» WHAT YOU WILL DO
Scan the records for the string "among"; copy each line where it occurs.
start
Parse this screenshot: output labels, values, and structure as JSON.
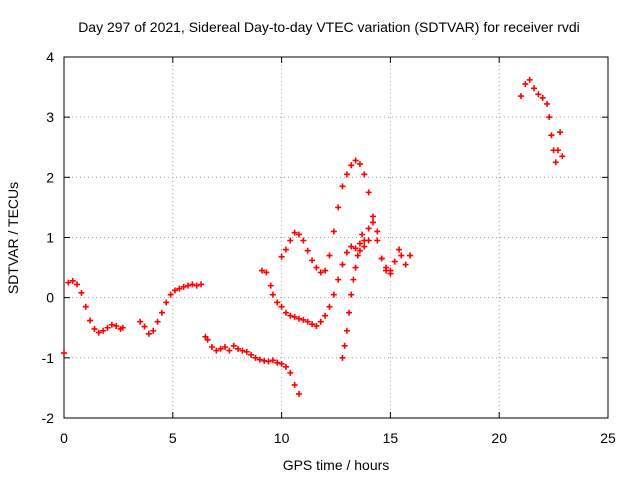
{
  "chart_data": {
    "type": "scatter",
    "title": "Day 297 of 2021, Sidereal Day-to-day VTEC variation (SDTVAR) for receiver rvdi",
    "xlabel": "GPS time / hours",
    "ylabel": "SDTVAR / TECUs",
    "xlim": [
      0,
      25
    ],
    "ylim": [
      -2,
      4
    ],
    "x_ticks": [
      0,
      5,
      10,
      15,
      20,
      25
    ],
    "y_ticks": [
      -2,
      -1,
      0,
      1,
      2,
      3,
      4
    ],
    "x_tick_labels": [
      "0",
      "5",
      "10",
      "15",
      "20",
      "25"
    ],
    "y_tick_labels": [
      "-2",
      "-1",
      "0",
      "1",
      "2",
      "3",
      "4"
    ],
    "grid": true,
    "marker": "+",
    "series_color": "#ff0000",
    "series": [
      {
        "points": [
          [
            0.0,
            -0.92
          ],
          [
            0.2,
            0.25
          ],
          [
            0.4,
            0.28
          ],
          [
            0.6,
            0.22
          ],
          [
            0.8,
            0.08
          ],
          [
            1.0,
            -0.15
          ],
          [
            1.2,
            -0.38
          ],
          [
            1.4,
            -0.52
          ],
          [
            1.6,
            -0.58
          ],
          [
            1.8,
            -0.55
          ],
          [
            2.0,
            -0.5
          ],
          [
            2.2,
            -0.45
          ],
          [
            2.4,
            -0.47
          ],
          [
            2.6,
            -0.52
          ],
          [
            2.7,
            -0.5
          ],
          [
            3.5,
            -0.4
          ],
          [
            3.7,
            -0.48
          ],
          [
            3.9,
            -0.6
          ],
          [
            4.1,
            -0.55
          ],
          [
            4.3,
            -0.4
          ],
          [
            4.5,
            -0.25
          ],
          [
            4.7,
            -0.08
          ],
          [
            4.9,
            0.05
          ],
          [
            5.1,
            0.12
          ],
          [
            5.3,
            0.15
          ],
          [
            5.5,
            0.18
          ],
          [
            5.7,
            0.2
          ],
          [
            5.9,
            0.22
          ],
          [
            6.1,
            0.2
          ],
          [
            6.3,
            0.22
          ],
          [
            6.5,
            -0.65
          ],
          [
            6.6,
            -0.7
          ],
          [
            6.8,
            -0.82
          ],
          [
            7.0,
            -0.88
          ],
          [
            7.2,
            -0.85
          ],
          [
            7.4,
            -0.82
          ],
          [
            7.6,
            -0.88
          ],
          [
            7.8,
            -0.8
          ],
          [
            8.0,
            -0.85
          ],
          [
            8.2,
            -0.88
          ],
          [
            8.4,
            -0.9
          ],
          [
            8.6,
            -0.95
          ],
          [
            8.8,
            -1.0
          ],
          [
            9.0,
            -1.03
          ],
          [
            9.2,
            -1.05
          ],
          [
            9.4,
            -1.06
          ],
          [
            9.6,
            -1.04
          ],
          [
            9.8,
            -1.08
          ],
          [
            10.0,
            -1.1
          ],
          [
            10.2,
            -1.15
          ],
          [
            10.4,
            -1.25
          ],
          [
            10.6,
            -1.45
          ],
          [
            10.8,
            -1.6
          ],
          [
            9.1,
            0.45
          ],
          [
            9.3,
            0.42
          ],
          [
            9.5,
            0.2
          ],
          [
            9.6,
            0.05
          ],
          [
            9.8,
            -0.08
          ],
          [
            10.0,
            -0.15
          ],
          [
            10.2,
            -0.25
          ],
          [
            10.4,
            -0.3
          ],
          [
            10.6,
            -0.32
          ],
          [
            10.8,
            -0.35
          ],
          [
            11.0,
            -0.37
          ],
          [
            11.2,
            -0.4
          ],
          [
            11.4,
            -0.44
          ],
          [
            11.6,
            -0.47
          ],
          [
            11.8,
            -0.4
          ],
          [
            12.0,
            -0.3
          ],
          [
            12.2,
            -0.15
          ],
          [
            12.4,
            0.05
          ],
          [
            12.6,
            0.3
          ],
          [
            12.8,
            0.55
          ],
          [
            13.0,
            0.75
          ],
          [
            13.2,
            0.85
          ],
          [
            13.4,
            0.82
          ],
          [
            13.6,
            0.78
          ],
          [
            13.8,
            0.85
          ],
          [
            14.0,
            0.95
          ],
          [
            10.0,
            0.68
          ],
          [
            10.2,
            0.8
          ],
          [
            10.4,
            0.95
          ],
          [
            10.6,
            1.08
          ],
          [
            10.8,
            1.05
          ],
          [
            11.0,
            0.95
          ],
          [
            11.2,
            0.78
          ],
          [
            11.4,
            0.62
          ],
          [
            11.6,
            0.5
          ],
          [
            11.8,
            0.42
          ],
          [
            12.0,
            0.45
          ],
          [
            12.2,
            0.7
          ],
          [
            12.4,
            1.1
          ],
          [
            12.6,
            1.5
          ],
          [
            12.8,
            1.85
          ],
          [
            13.0,
            2.05
          ],
          [
            13.2,
            2.2
          ],
          [
            13.4,
            2.28
          ],
          [
            13.6,
            2.22
          ],
          [
            13.8,
            2.05
          ],
          [
            14.0,
            1.75
          ],
          [
            14.2,
            1.35
          ],
          [
            14.4,
            0.95
          ],
          [
            14.6,
            0.65
          ],
          [
            14.8,
            0.45
          ],
          [
            15.0,
            0.4
          ],
          [
            12.8,
            -1.0
          ],
          [
            12.9,
            -0.8
          ],
          [
            13.0,
            -0.55
          ],
          [
            13.1,
            -0.25
          ],
          [
            13.2,
            0.05
          ],
          [
            13.3,
            0.3
          ],
          [
            13.4,
            0.5
          ],
          [
            13.5,
            0.7
          ],
          [
            13.6,
            0.9
          ],
          [
            13.7,
            1.05
          ],
          [
            13.8,
            0.95
          ],
          [
            14.0,
            1.15
          ],
          [
            14.2,
            1.25
          ],
          [
            14.4,
            1.1
          ],
          [
            14.6,
            0.65
          ],
          [
            14.8,
            0.5
          ],
          [
            15.0,
            0.45
          ],
          [
            15.2,
            0.6
          ],
          [
            15.4,
            0.8
          ],
          [
            15.5,
            0.7
          ],
          [
            15.7,
            0.55
          ],
          [
            15.9,
            0.7
          ],
          [
            21.0,
            3.35
          ],
          [
            21.2,
            3.55
          ],
          [
            21.4,
            3.62
          ],
          [
            21.6,
            3.48
          ],
          [
            21.8,
            3.38
          ],
          [
            22.0,
            3.32
          ],
          [
            22.2,
            3.22
          ],
          [
            22.3,
            3.0
          ],
          [
            22.4,
            2.7
          ],
          [
            22.5,
            2.45
          ],
          [
            22.6,
            2.25
          ],
          [
            22.7,
            2.45
          ],
          [
            22.8,
            2.75
          ],
          [
            22.9,
            2.35
          ]
        ]
      }
    ]
  }
}
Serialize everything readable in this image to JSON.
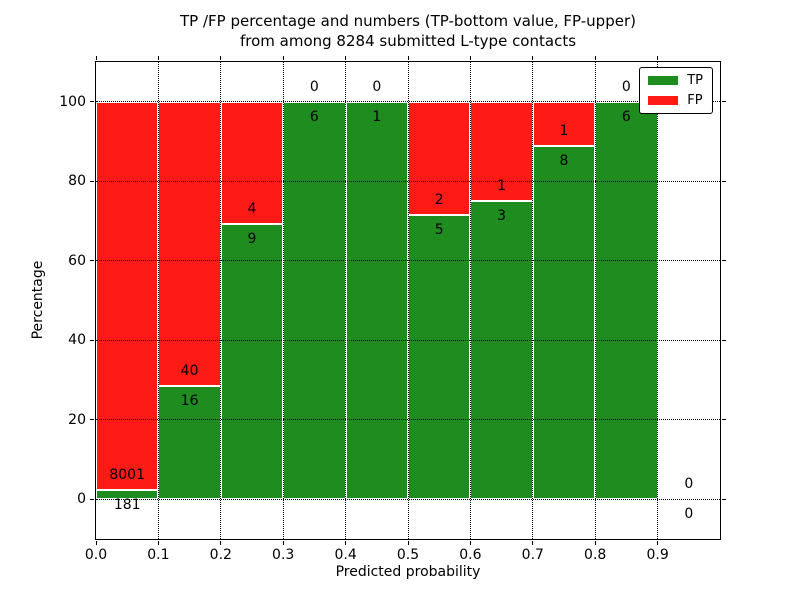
{
  "figure": {
    "title_line1": "TP /FP percentage and numbers (TP-bottom value, FP-upper)",
    "title_line2": "from among 8284 submitted L-type contacts"
  },
  "axes": {
    "xlabel": "Predicted probability",
    "ylabel": "Percentage",
    "x_ticks": [
      "0.0",
      "0.1",
      "0.2",
      "0.3",
      "0.4",
      "0.5",
      "0.6",
      "0.7",
      "0.8",
      "0.9"
    ],
    "y_ticks": [
      "0",
      "20",
      "40",
      "60",
      "80",
      "100"
    ],
    "xlim": [
      0.0,
      1.0
    ],
    "ylim": [
      -10,
      110
    ],
    "grid_style": "dotted"
  },
  "legend": {
    "position": "upper right",
    "entries": [
      {
        "label": "TP",
        "color": "#1f8c1f"
      },
      {
        "label": "FP",
        "color": "#ff1b15"
      }
    ]
  },
  "chart_data": {
    "type": "bar",
    "subtype": "stacked-percentage",
    "title": "TP /FP percentage and numbers (TP-bottom value, FP-upper) from among 8284 submitted L-type contacts",
    "xlabel": "Predicted probability",
    "ylabel": "Percentage",
    "total_contacts": 8284,
    "bin_width": 0.1,
    "colors": {
      "tp": "#1f8c1f",
      "fp": "#ff1b15"
    },
    "annotation_note": "FP count shown above TP/FP boundary, TP count shown below it",
    "bins": [
      {
        "range": [
          0.0,
          0.1
        ],
        "tp": 181,
        "fp": 8001
      },
      {
        "range": [
          0.1,
          0.2
        ],
        "tp": 16,
        "fp": 40
      },
      {
        "range": [
          0.2,
          0.3
        ],
        "tp": 9,
        "fp": 4
      },
      {
        "range": [
          0.3,
          0.4
        ],
        "tp": 6,
        "fp": 0
      },
      {
        "range": [
          0.4,
          0.5
        ],
        "tp": 1,
        "fp": 0
      },
      {
        "range": [
          0.5,
          0.6
        ],
        "tp": 5,
        "fp": 2
      },
      {
        "range": [
          0.6,
          0.7
        ],
        "tp": 3,
        "fp": 1
      },
      {
        "range": [
          0.7,
          0.8
        ],
        "tp": 8,
        "fp": 1
      },
      {
        "range": [
          0.8,
          0.9
        ],
        "tp": 6,
        "fp": 0
      },
      {
        "range": [
          0.9,
          1.0
        ],
        "tp": 0,
        "fp": 0
      }
    ]
  }
}
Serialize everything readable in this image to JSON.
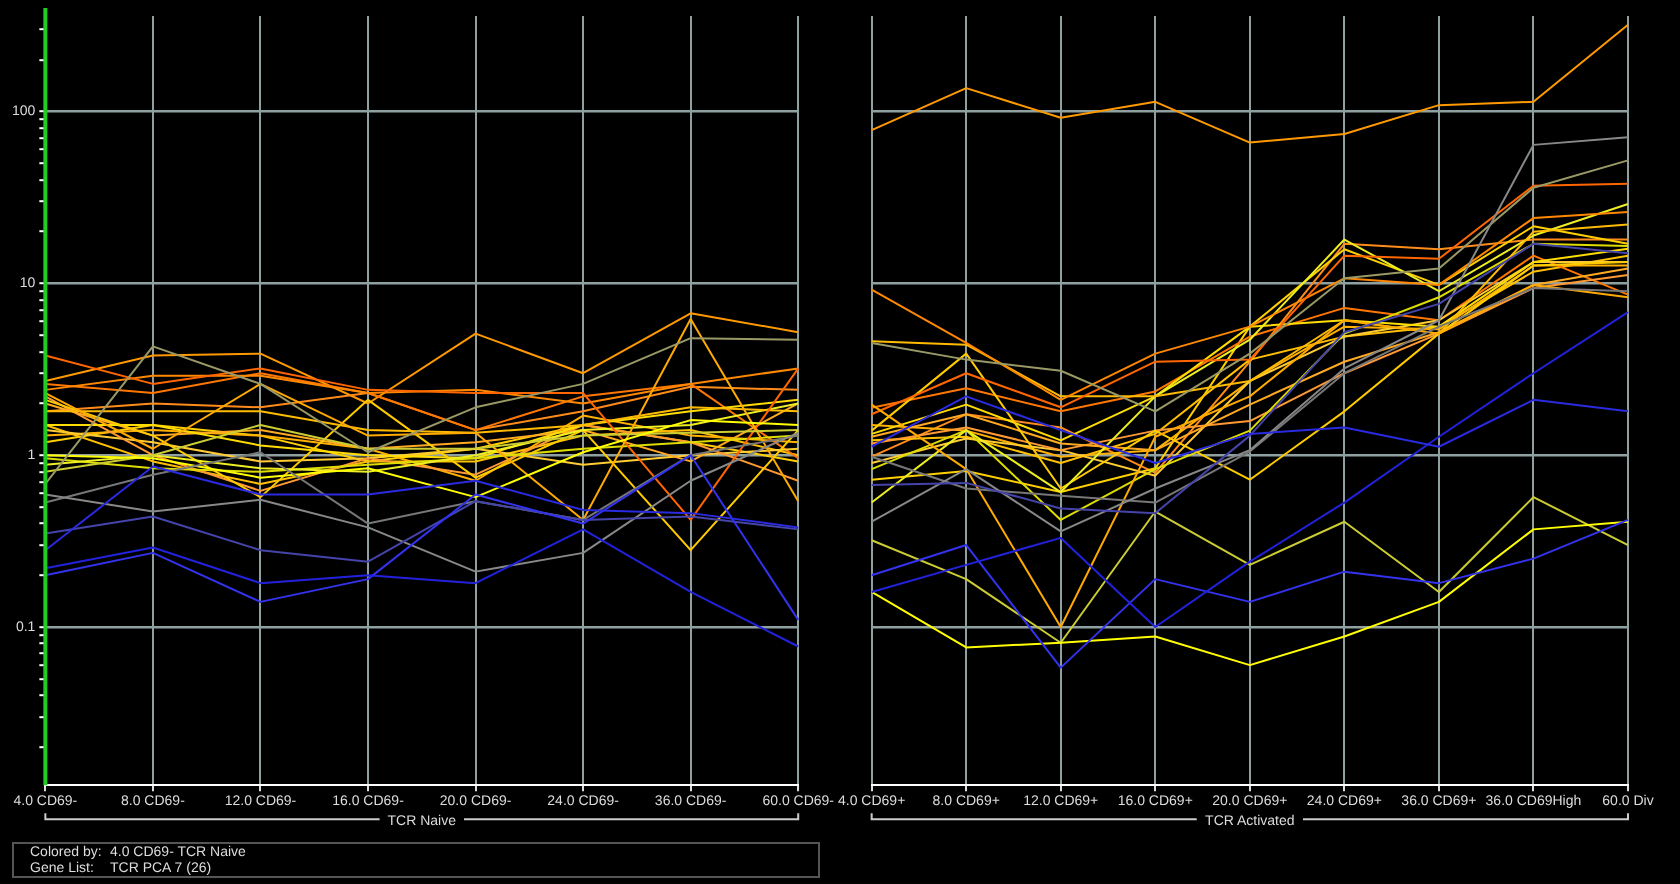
{
  "chart_data": [
    {
      "type": "line",
      "xlabel": "TCR Naive",
      "log": true,
      "grid": true,
      "marker": "none",
      "categories": [
        "4.0 CD69-",
        "8.0 CD69-",
        "12.0 CD69-",
        "16.0 CD69-",
        "20.0 CD69-",
        "24.0 CD69-",
        "36.0 CD69-",
        "60.0 CD69-"
      ],
      "ylim": [
        0.012,
        360
      ],
      "yticks": [
        {
          "value": 0.02,
          "label": null
        },
        {
          "value": 0.03,
          "label": null
        },
        {
          "value": 0.04,
          "label": null
        },
        {
          "value": 0.05,
          "label": null
        },
        {
          "value": 0.06,
          "label": null
        },
        {
          "value": 0.07,
          "label": null
        },
        {
          "value": 0.08,
          "label": null
        },
        {
          "value": 0.09,
          "label": null
        },
        0.1,
        {
          "value": 0.2,
          "label": null
        },
        {
          "value": 0.3,
          "label": null
        },
        {
          "value": 0.4,
          "label": null
        },
        {
          "value": 0.5,
          "label": null
        },
        {
          "value": 0.6,
          "label": null
        },
        {
          "value": 0.7,
          "label": null
        },
        {
          "value": 0.8,
          "label": null
        },
        {
          "value": 0.9,
          "label": null
        },
        1,
        {
          "value": 2,
          "label": null
        },
        {
          "value": 3,
          "label": null
        },
        {
          "value": 4,
          "label": null
        },
        {
          "value": 5,
          "label": null
        },
        {
          "value": 6,
          "label": null
        },
        {
          "value": 7,
          "label": null
        },
        {
          "value": 8,
          "label": null
        },
        {
          "value": 9,
          "label": null
        },
        10,
        {
          "value": 20,
          "label": null
        },
        {
          "value": 30,
          "label": null
        },
        {
          "value": 40,
          "label": null
        },
        {
          "value": 50,
          "label": null
        },
        {
          "value": 60,
          "label": null
        },
        {
          "value": 70,
          "label": null
        },
        {
          "value": 80,
          "label": null
        },
        {
          "value": 90,
          "label": null
        },
        100,
        {
          "value": 200,
          "label": null
        },
        {
          "value": 300,
          "label": null
        }
      ],
      "ref_lines": [
        {
          "axis": "x",
          "value": "4.0 CD69-",
          "color": "#22cc22"
        }
      ],
      "annotations": [
        "Colored by:",
        "4.0 CD69- TCR Naive",
        "Gene List:",
        "TCR PCA 7 (26)"
      ],
      "series": [
        {
          "color": "#2a2ae0",
          "values": [
            0.28,
            0.86,
            0.59,
            0.59,
            0.71,
            0.48,
            0.46,
            0.38
          ]
        },
        {
          "color": "#2222dd",
          "values": [
            0.22,
            0.29,
            0.18,
            0.2,
            0.18,
            0.37,
            0.16,
            0.077
          ]
        },
        {
          "color": "#3333ee",
          "values": [
            0.2,
            0.27,
            0.14,
            0.19,
            0.59,
            0.4,
            1.0,
            0.11
          ]
        },
        {
          "color": "#4444aa",
          "values": [
            0.35,
            0.44,
            0.28,
            0.24,
            0.54,
            0.42,
            0.44,
            0.37
          ]
        },
        {
          "color": "#888888",
          "values": [
            0.59,
            0.47,
            0.55,
            0.38,
            0.21,
            0.27,
            0.71,
            1.35
          ]
        },
        {
          "color": "#777777",
          "values": [
            0.53,
            0.77,
            1.04,
            0.4,
            0.54,
            0.42,
            1.0,
            1.3
          ]
        },
        {
          "color": "#999966",
          "values": [
            0.68,
            4.3,
            2.6,
            1.04,
            1.9,
            2.6,
            4.8,
            4.7
          ]
        },
        {
          "color": "#ffff00",
          "values": [
            1.0,
            0.96,
            0.74,
            0.84,
            0.57,
            1.04,
            1.6,
            1.5
          ]
        },
        {
          "color": "#cccc33",
          "values": [
            0.8,
            1.0,
            1.5,
            1.09,
            1.09,
            1.3,
            1.35,
            1.4
          ]
        },
        {
          "color": "#ffaa00",
          "values": [
            2.3,
            1.09,
            2.6,
            1.3,
            1.35,
            0.42,
            6.2,
            0.54
          ]
        },
        {
          "color": "#ff6600",
          "values": [
            3.8,
            2.6,
            3.2,
            2.4,
            2.3,
            2.3,
            0.42,
            3.2
          ]
        },
        {
          "color": "#ff8800",
          "values": [
            2.4,
            2.9,
            2.9,
            2.3,
            2.4,
            2.0,
            2.6,
            3.2
          ]
        },
        {
          "color": "#ffbb00",
          "values": [
            1.8,
            1.8,
            1.8,
            1.4,
            1.35,
            1.5,
            1.9,
            1.8
          ]
        },
        {
          "color": "#eeee22",
          "values": [
            0.88,
            1.0,
            0.84,
            0.8,
            1.0,
            1.4,
            1.5,
            2.0
          ]
        },
        {
          "color": "#ffcc00",
          "values": [
            2.1,
            1.3,
            0.57,
            2.1,
            0.74,
            1.4,
            0.28,
            1.4
          ]
        },
        {
          "color": "#dddd00",
          "values": [
            0.96,
            0.84,
            0.8,
            0.88,
            0.96,
            1.09,
            1.19,
            1.3
          ]
        },
        {
          "color": "#ffdd00",
          "values": [
            1.5,
            1.5,
            1.14,
            1.0,
            0.96,
            1.5,
            1.8,
            2.1
          ]
        },
        {
          "color": "#ffaa22",
          "values": [
            2.0,
            1.3,
            1.4,
            1.09,
            1.19,
            1.4,
            0.92,
            2.0
          ]
        },
        {
          "color": "#ff9933",
          "values": [
            2.2,
            1.0,
            0.62,
            0.96,
            0.77,
            1.5,
            1.19,
            0.71
          ]
        },
        {
          "color": "#ffcc33",
          "values": [
            1.4,
            1.19,
            0.92,
            0.96,
            1.09,
            0.88,
            1.0,
            1.09
          ]
        },
        {
          "color": "#ff7700",
          "values": [
            2.6,
            2.3,
            3.0,
            2.3,
            1.4,
            2.2,
            2.6,
            0.96
          ]
        },
        {
          "color": "#ffb000",
          "values": [
            1.3,
            1.4,
            1.3,
            1.09,
            0.71,
            1.7,
            1.3,
            1.19
          ]
        },
        {
          "color": "#ffc000",
          "values": [
            1.5,
            0.92,
            0.68,
            0.92,
            0.92,
            1.3,
            1.4,
            1.0
          ]
        },
        {
          "color": "#ffd000",
          "values": [
            1.19,
            1.5,
            1.3,
            0.92,
            1.09,
            1.5,
            1.19,
            0.92
          ]
        },
        {
          "color": "#ff8c1a",
          "values": [
            1.8,
            2.0,
            1.9,
            2.3,
            1.4,
            1.8,
            2.5,
            2.4
          ]
        },
        {
          "color": "#ff9900",
          "values": [
            2.7,
            3.8,
            3.9,
            2.0,
            5.1,
            3.0,
            6.7,
            5.2
          ]
        }
      ]
    },
    {
      "type": "line",
      "xlabel": "TCR Activated",
      "log": true,
      "grid": true,
      "marker": "none",
      "tick_labels": "x",
      "categories": [
        "4.0 CD69+",
        "8.0 CD69+",
        "12.0 CD69+",
        "16.0 CD69+",
        "20.0 CD69+",
        "24.0 CD69+",
        "36.0 CD69+",
        "36.0 CD69High",
        "60.0 Div"
      ],
      "ylim": [
        0.012,
        360
      ],
      "yticks": [
        0.1,
        1,
        10,
        100
      ],
      "series": [
        {
          "color": "#2a2ae0",
          "values": [
            1.12,
            2.2,
            1.4,
            0.9,
            1.33,
            1.45,
            1.12,
            2.1,
            1.8
          ]
        },
        {
          "color": "#2222dd",
          "values": [
            0.16,
            0.23,
            0.33,
            0.1,
            0.24,
            0.53,
            1.28,
            3.0,
            6.8
          ]
        },
        {
          "color": "#3333ee",
          "values": [
            0.2,
            0.3,
            0.058,
            0.19,
            0.14,
            0.21,
            0.18,
            0.25,
            0.42
          ]
        },
        {
          "color": "#4444aa",
          "values": [
            0.67,
            0.69,
            0.49,
            0.46,
            1.3,
            5.2,
            7.6,
            17,
            15
          ]
        },
        {
          "color": "#888888",
          "values": [
            0.41,
            0.83,
            0.36,
            0.64,
            1.07,
            3.2,
            6.1,
            64,
            71
          ]
        },
        {
          "color": "#777777",
          "values": [
            0.98,
            0.64,
            0.58,
            0.53,
            1.05,
            3.0,
            5.6,
            9.4,
            9.0
          ]
        },
        {
          "color": "#999966",
          "values": [
            4.5,
            3.6,
            3.1,
            1.8,
            3.9,
            10.7,
            12.2,
            36,
            52
          ]
        },
        {
          "color": "#ffff00",
          "values": [
            0.16,
            0.076,
            0.081,
            0.088,
            0.06,
            0.088,
            0.14,
            0.37,
            0.41
          ]
        },
        {
          "color": "#cccc33",
          "values": [
            0.32,
            0.19,
            0.081,
            0.47,
            0.23,
            0.41,
            0.16,
            0.57,
            0.3
          ]
        },
        {
          "color": "#ffaa00",
          "values": [
            1.97,
            0.83,
            0.1,
            1.28,
            2.2,
            6.1,
            5.1,
            9.8,
            8.3
          ]
        },
        {
          "color": "#ff6600",
          "values": [
            1.73,
            3.0,
            1.9,
            3.5,
            3.6,
            14.5,
            13.9,
            37,
            38
          ]
        },
        {
          "color": "#ff8800",
          "values": [
            9.2,
            4.5,
            2.1,
            3.9,
            5.6,
            10.7,
            9.8,
            24,
            26
          ]
        },
        {
          "color": "#ffbb00",
          "values": [
            4.6,
            4.4,
            2.2,
            2.2,
            2.7,
            6.1,
            5.1,
            20,
            22
          ]
        },
        {
          "color": "#eeee22",
          "values": [
            0.53,
            1.4,
            0.61,
            2.2,
            4.7,
            18,
            9.0,
            19,
            29
          ]
        },
        {
          "color": "#ffcc00",
          "values": [
            1.39,
            3.9,
            0.64,
            1.39,
            0.72,
            1.8,
            5.1,
            12.7,
            13.3
          ]
        },
        {
          "color": "#dddd00",
          "values": [
            0.83,
            1.4,
            0.42,
            0.83,
            1.39,
            5.1,
            8.3,
            17,
            16.5
          ]
        },
        {
          "color": "#ffdd00",
          "values": [
            1.33,
            1.97,
            1.22,
            2.2,
            5.6,
            6.1,
            5.6,
            13.3,
            15.9
          ]
        },
        {
          "color": "#ffaa22",
          "values": [
            1.28,
            1.73,
            1.17,
            1.07,
            1.97,
            3.5,
            5.2,
            9.8,
            12.2
          ]
        },
        {
          "color": "#ff9933",
          "values": [
            1.17,
            1.45,
            1.07,
            1.39,
            1.58,
            3.0,
            5.1,
            9.4,
            11.2
          ]
        },
        {
          "color": "#ffcc33",
          "values": [
            0.9,
            1.25,
            1.07,
            0.76,
            2.7,
            4.9,
            6.1,
            13.3,
            13.3
          ]
        },
        {
          "color": "#ff7700",
          "values": [
            1.89,
            2.45,
            1.8,
            2.35,
            4.9,
            7.2,
            6.1,
            14.5,
            8.6
          ]
        },
        {
          "color": "#ffb000",
          "values": [
            1.5,
            1.39,
            0.98,
            1.07,
            2.7,
            5.6,
            5.4,
            12.7,
            12.7
          ]
        },
        {
          "color": "#ffc000",
          "values": [
            1.22,
            1.28,
            0.9,
            1.33,
            3.6,
            4.9,
            5.6,
            11.7,
            14.5
          ]
        },
        {
          "color": "#ffd000",
          "values": [
            0.72,
            0.81,
            0.61,
            0.84,
            5.6,
            15.8,
            9.8,
            21.5,
            17
          ]
        },
        {
          "color": "#ff8c1a",
          "values": [
            0.98,
            1.73,
            1.45,
            0.79,
            3.5,
            17,
            15.8,
            18,
            18
          ]
        },
        {
          "color": "#ff9900",
          "values": [
            78,
            137,
            92,
            114,
            66,
            74,
            109,
            114,
            320
          ]
        }
      ]
    }
  ]
}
end
» EXERCISE ANSWER
    "title_line2": "from among 8284 submitted L-type contacts"
    "title": "TP /FP percentage and numbers (TP-bottom value, FP-upper) from among 8284 submitted L-type contacts",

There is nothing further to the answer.